Amaç: Kayıtların en başından başlayıp "- diamond-bullet-icon: [8, 9, 21, 22]" ifadesini içeren satıra kadar uzanan satırları, bu son satır da dahil olmak üzere, hiçbir değişiklik yapmadan çıkarın.

Verilen malzeme:
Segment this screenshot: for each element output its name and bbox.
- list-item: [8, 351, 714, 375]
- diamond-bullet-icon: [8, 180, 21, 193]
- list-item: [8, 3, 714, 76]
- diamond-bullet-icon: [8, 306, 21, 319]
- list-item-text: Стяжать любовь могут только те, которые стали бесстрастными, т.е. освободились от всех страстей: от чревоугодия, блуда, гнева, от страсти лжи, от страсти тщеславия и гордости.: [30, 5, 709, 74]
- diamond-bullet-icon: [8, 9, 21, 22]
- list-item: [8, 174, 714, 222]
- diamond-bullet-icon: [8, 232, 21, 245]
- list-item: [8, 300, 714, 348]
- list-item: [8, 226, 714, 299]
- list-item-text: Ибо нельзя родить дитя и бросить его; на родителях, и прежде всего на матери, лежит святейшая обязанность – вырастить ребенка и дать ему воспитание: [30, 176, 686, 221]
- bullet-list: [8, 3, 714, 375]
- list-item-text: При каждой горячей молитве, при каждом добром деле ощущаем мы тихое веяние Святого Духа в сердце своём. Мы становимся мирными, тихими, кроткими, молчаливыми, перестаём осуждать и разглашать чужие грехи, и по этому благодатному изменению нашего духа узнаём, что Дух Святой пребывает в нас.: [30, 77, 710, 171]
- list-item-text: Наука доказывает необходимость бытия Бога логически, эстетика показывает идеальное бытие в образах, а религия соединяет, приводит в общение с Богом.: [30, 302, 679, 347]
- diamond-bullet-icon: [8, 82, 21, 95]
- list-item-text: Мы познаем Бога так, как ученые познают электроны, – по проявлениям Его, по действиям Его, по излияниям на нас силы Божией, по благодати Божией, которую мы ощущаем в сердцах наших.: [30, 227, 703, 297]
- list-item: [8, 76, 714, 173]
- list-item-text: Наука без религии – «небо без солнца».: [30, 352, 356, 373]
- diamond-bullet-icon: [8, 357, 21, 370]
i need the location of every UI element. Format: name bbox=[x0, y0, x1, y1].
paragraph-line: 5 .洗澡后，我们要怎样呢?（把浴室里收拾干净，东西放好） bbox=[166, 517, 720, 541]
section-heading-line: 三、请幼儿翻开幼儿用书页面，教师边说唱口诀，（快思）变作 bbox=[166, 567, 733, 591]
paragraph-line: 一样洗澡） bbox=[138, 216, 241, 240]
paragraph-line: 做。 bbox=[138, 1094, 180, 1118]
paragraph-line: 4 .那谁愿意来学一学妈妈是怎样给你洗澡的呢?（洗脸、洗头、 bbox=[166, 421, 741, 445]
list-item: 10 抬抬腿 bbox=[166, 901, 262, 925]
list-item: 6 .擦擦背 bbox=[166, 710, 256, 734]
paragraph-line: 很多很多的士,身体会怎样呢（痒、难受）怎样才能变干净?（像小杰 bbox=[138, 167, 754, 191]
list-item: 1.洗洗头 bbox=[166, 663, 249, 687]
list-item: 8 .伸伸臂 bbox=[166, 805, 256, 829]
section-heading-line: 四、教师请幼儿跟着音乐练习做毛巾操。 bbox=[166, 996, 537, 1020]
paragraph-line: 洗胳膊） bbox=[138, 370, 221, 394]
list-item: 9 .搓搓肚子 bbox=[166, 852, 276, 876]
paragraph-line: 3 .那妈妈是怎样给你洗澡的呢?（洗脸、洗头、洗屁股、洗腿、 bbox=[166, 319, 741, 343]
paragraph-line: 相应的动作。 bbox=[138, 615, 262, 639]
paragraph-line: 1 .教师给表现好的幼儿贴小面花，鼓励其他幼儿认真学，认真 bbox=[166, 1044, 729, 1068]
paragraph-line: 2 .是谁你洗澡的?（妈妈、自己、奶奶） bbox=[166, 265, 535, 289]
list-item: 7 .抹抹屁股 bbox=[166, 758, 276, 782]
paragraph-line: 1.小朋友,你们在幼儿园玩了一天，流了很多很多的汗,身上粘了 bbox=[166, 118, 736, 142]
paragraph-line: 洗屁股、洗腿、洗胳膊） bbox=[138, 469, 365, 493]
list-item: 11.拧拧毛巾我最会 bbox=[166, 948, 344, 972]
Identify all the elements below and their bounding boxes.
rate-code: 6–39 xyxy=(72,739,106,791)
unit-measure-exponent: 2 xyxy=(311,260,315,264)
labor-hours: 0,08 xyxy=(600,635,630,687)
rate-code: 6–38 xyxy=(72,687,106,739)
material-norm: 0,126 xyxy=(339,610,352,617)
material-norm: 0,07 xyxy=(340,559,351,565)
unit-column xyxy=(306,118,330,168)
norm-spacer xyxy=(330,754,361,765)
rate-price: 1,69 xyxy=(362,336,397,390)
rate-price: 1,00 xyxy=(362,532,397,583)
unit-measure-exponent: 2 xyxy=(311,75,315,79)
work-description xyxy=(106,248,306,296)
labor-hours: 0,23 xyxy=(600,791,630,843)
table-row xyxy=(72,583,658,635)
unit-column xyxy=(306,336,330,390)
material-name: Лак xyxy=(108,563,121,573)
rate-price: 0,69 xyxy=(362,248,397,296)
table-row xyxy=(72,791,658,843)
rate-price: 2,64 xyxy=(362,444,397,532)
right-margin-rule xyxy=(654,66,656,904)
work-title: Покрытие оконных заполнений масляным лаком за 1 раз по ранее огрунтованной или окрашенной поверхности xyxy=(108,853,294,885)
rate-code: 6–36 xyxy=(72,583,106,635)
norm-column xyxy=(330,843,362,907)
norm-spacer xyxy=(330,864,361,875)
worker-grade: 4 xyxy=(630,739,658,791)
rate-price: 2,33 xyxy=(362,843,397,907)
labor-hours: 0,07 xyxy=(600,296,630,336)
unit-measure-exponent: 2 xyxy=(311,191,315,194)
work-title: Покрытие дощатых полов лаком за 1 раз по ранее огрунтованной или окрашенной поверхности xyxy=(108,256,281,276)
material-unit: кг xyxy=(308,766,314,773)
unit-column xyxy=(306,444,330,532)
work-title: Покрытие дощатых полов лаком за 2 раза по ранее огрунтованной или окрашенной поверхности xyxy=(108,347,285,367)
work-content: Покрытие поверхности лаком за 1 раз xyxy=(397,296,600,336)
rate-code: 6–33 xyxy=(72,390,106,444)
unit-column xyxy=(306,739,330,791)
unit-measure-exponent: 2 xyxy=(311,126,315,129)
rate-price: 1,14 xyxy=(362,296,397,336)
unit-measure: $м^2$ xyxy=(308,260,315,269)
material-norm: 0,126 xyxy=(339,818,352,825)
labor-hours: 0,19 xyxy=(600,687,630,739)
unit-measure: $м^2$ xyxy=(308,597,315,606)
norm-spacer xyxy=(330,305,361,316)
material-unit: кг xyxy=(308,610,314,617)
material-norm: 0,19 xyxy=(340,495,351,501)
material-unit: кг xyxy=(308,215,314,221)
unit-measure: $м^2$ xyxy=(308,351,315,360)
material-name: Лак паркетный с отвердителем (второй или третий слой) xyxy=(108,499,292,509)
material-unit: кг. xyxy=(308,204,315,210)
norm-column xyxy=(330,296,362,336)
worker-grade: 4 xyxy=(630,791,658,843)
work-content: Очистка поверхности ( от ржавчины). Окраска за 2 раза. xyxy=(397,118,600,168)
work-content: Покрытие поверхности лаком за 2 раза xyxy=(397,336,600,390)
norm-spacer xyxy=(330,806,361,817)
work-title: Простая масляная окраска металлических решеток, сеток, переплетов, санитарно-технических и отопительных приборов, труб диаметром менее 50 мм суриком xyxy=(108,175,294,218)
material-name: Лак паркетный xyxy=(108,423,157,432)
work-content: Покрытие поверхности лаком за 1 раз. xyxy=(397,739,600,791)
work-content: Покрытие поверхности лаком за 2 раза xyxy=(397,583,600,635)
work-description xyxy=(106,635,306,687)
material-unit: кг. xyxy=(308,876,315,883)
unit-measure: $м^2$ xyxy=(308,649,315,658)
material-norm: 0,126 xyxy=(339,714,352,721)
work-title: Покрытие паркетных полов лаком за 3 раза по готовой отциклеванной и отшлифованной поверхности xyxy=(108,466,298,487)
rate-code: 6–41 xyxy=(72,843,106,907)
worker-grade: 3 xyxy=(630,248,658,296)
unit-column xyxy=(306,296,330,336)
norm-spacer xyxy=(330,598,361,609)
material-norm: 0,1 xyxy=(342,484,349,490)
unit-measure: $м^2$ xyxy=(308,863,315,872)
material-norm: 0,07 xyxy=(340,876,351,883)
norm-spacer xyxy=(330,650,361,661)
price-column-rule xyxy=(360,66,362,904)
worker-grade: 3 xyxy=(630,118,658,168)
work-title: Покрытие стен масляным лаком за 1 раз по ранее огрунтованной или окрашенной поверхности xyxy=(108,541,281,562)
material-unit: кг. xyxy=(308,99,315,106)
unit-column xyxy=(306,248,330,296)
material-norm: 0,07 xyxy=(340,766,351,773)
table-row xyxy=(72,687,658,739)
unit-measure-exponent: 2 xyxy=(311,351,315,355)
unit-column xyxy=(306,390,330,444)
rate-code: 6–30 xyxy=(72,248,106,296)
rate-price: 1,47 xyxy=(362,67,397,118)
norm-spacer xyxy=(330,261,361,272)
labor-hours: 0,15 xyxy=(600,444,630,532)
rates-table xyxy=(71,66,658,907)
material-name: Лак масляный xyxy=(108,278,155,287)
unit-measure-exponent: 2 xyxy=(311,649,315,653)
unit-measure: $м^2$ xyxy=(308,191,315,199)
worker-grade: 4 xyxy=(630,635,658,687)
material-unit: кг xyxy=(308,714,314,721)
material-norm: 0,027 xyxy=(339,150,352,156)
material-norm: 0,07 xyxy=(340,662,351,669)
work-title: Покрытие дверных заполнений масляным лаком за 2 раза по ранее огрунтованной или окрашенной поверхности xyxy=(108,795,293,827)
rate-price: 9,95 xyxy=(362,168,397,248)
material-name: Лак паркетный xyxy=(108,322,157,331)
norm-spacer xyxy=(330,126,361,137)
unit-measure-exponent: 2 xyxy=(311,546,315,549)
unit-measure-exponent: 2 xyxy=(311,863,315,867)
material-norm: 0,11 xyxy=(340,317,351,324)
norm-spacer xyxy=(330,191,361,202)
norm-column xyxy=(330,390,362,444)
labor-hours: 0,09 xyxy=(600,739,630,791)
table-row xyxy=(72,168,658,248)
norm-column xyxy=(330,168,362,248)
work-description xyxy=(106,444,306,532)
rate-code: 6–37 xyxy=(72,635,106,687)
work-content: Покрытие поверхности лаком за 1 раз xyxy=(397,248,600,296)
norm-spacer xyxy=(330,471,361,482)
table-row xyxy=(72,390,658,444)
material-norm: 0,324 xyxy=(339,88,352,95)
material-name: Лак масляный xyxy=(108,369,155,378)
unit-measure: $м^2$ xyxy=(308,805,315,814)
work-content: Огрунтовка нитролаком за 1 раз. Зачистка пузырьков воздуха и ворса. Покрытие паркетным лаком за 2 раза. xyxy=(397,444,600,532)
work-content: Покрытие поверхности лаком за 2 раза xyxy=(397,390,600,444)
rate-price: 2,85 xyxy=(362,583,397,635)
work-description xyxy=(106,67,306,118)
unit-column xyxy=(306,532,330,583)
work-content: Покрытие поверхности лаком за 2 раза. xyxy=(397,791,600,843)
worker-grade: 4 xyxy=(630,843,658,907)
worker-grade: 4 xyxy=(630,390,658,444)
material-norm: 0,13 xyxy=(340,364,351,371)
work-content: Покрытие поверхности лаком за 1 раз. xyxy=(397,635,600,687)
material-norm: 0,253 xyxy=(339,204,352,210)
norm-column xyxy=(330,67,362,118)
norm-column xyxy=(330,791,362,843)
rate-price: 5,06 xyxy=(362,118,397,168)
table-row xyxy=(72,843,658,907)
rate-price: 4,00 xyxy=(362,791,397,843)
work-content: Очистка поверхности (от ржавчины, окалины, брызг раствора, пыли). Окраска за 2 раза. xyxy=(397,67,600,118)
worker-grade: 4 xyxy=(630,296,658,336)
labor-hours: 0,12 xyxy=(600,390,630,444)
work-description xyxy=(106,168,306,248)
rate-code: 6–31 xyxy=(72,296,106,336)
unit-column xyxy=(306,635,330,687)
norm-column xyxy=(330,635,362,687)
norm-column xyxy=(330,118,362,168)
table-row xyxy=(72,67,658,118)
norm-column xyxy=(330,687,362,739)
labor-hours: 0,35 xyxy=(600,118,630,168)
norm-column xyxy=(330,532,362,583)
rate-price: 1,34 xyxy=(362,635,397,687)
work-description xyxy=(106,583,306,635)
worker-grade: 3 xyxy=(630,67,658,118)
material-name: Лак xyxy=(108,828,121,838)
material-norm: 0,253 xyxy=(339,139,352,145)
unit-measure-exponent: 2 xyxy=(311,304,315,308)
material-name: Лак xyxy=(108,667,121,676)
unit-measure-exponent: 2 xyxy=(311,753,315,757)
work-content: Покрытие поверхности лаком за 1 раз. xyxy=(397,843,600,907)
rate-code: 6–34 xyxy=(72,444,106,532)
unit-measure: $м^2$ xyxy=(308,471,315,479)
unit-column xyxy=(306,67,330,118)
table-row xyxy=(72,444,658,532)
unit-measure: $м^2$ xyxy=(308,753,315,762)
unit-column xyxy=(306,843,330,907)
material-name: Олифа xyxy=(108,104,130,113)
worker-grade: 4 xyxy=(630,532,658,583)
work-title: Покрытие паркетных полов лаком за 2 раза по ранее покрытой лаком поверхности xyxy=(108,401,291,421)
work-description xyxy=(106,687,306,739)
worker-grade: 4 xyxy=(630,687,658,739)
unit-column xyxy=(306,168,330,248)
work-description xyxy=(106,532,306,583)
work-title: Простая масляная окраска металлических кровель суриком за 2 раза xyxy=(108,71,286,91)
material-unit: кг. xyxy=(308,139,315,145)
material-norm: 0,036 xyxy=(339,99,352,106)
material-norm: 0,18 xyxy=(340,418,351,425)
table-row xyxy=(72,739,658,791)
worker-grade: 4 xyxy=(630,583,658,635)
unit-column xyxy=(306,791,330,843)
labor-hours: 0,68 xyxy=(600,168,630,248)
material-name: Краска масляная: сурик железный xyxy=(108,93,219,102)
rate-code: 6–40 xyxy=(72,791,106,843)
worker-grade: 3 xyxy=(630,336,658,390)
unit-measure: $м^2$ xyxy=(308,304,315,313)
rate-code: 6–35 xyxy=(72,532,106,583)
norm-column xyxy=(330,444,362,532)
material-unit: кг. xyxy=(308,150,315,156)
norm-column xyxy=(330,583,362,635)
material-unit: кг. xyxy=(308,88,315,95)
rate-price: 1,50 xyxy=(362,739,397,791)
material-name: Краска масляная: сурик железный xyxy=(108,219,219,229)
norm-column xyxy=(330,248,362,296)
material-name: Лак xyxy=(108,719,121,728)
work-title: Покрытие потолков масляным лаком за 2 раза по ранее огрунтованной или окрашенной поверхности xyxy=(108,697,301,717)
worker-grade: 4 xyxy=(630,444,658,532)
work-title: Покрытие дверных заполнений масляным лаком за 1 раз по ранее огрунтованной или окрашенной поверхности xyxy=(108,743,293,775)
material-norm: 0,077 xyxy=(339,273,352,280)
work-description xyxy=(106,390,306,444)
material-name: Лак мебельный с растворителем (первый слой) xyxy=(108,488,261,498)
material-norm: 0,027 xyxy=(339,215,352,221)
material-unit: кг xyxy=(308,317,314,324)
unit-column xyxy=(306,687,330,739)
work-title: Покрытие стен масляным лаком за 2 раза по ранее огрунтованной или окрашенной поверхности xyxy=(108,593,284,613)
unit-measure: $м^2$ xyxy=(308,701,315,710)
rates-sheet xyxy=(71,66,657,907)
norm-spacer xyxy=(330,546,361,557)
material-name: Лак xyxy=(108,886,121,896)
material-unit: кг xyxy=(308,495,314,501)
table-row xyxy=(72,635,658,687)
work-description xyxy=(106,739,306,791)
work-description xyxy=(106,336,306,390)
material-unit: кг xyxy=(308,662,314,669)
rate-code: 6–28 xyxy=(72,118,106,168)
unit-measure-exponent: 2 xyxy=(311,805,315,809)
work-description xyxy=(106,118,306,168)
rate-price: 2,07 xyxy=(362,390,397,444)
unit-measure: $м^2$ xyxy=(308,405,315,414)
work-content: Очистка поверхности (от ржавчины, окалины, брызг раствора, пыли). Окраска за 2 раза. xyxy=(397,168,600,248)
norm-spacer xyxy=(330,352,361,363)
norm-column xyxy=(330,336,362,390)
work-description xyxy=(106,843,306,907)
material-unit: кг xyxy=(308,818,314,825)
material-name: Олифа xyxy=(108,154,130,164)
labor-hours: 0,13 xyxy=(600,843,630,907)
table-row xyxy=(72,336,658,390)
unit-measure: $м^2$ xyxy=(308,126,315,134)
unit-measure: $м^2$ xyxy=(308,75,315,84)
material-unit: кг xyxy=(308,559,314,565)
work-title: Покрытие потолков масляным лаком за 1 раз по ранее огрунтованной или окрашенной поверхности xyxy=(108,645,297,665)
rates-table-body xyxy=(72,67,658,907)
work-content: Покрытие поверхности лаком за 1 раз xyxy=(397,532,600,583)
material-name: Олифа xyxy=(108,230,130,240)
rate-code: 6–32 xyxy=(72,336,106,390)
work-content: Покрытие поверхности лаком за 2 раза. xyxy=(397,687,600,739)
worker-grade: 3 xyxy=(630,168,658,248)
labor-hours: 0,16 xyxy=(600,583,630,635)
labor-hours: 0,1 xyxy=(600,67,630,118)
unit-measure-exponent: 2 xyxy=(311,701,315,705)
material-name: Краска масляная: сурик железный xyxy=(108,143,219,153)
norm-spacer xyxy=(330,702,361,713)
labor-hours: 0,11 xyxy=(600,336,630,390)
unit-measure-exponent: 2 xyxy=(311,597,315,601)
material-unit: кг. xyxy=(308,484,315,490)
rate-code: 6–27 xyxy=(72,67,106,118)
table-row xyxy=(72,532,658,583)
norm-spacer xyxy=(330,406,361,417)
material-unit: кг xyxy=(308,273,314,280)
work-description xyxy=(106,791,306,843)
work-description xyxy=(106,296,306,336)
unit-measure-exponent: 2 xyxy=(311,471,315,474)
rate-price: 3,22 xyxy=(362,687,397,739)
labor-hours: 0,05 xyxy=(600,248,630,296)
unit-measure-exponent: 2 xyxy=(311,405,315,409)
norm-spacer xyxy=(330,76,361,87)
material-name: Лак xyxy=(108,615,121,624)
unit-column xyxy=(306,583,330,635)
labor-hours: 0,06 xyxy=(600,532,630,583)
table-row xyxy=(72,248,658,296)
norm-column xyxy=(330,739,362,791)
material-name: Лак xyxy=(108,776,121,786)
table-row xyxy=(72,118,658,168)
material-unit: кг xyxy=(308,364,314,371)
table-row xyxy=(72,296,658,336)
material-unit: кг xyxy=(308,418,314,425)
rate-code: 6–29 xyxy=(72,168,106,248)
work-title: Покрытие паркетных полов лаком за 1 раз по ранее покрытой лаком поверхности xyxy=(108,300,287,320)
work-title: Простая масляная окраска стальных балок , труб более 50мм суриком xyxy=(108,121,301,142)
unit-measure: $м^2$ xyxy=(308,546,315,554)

Doğru yanıt:
Segment this screenshot: for each element output its name and bbox.
- list-item: [8, 351, 714, 375]
- diamond-bullet-icon: [8, 180, 21, 193]
- list-item: [8, 3, 714, 76]
- diamond-bullet-icon: [8, 306, 21, 319]
- list-item-text: Стяжать любовь могут только те, которые стали бесстрастными, т.е. освободились от всех страстей: от чревоугодия, блуда, гнева, от страсти лжи, от страсти тщеславия и гордости.: [30, 5, 709, 74]
- diamond-bullet-icon: [8, 9, 21, 22]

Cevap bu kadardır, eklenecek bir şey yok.